Records excerpted from a collection
________________________________________

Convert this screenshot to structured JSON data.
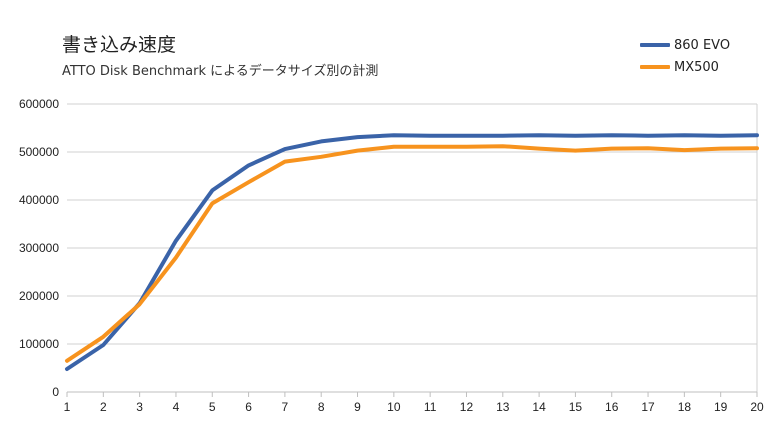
{
  "chart_data": {
    "type": "line",
    "title": "書き込み速度",
    "subtitle": "ATTO Disk Benchmark によるデータサイズ別の計測",
    "x": [
      1,
      2,
      3,
      4,
      5,
      6,
      7,
      8,
      9,
      10,
      11,
      12,
      13,
      14,
      15,
      16,
      17,
      18,
      19,
      20
    ],
    "ylim": [
      0,
      600000
    ],
    "yticks": [
      "0",
      "100000",
      "200000",
      "300000",
      "400000",
      "500000",
      "600000"
    ],
    "grid": true,
    "legend_position": "top-right",
    "series": [
      {
        "name": "860 EVO",
        "color": "#3a63a8",
        "values": [
          48000,
          98000,
          185000,
          315000,
          420000,
          472000,
          506000,
          522000,
          531000,
          535000,
          534000,
          534000,
          534000,
          535000,
          534000,
          535000,
          534000,
          535000,
          534000,
          535000
        ]
      },
      {
        "name": "MX500",
        "color": "#f7931e",
        "values": [
          65000,
          115000,
          183000,
          280000,
          393000,
          437000,
          480000,
          490000,
          503000,
          511000,
          511000,
          511000,
          512000,
          507000,
          503000,
          507000,
          508000,
          504000,
          507000,
          508000
        ]
      }
    ]
  }
}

________________________________________

§ **Brief**
All records above are to be printed exactly, minus the pictures they contain.

§ **Response to this exercise**
Convert this screenshot to structured JSON data.
{
  "chart_data": {
    "type": "line",
    "title": "書き込み速度",
    "subtitle": "ATTO Disk Benchmark によるデータサイズ別の計測",
    "x": [
      1,
      2,
      3,
      4,
      5,
      6,
      7,
      8,
      9,
      10,
      11,
      12,
      13,
      14,
      15,
      16,
      17,
      18,
      19,
      20
    ],
    "ylim": [
      0,
      600000
    ],
    "yticks": [
      "0",
      "100000",
      "200000",
      "300000",
      "400000",
      "500000",
      "600000"
    ],
    "grid": true,
    "legend_position": "top-right",
    "series": [
      {
        "name": "860 EVO",
        "color": "#3a63a8",
        "values": [
          48000,
          98000,
          185000,
          315000,
          420000,
          472000,
          506000,
          522000,
          531000,
          535000,
          534000,
          534000,
          534000,
          535000,
          534000,
          535000,
          534000,
          535000,
          534000,
          535000
        ]
      },
      {
        "name": "MX500",
        "color": "#f7931e",
        "values": [
          65000,
          115000,
          183000,
          280000,
          393000,
          437000,
          480000,
          490000,
          503000,
          511000,
          511000,
          511000,
          512000,
          507000,
          503000,
          507000,
          508000,
          504000,
          507000,
          508000
        ]
      }
    ]
  }
}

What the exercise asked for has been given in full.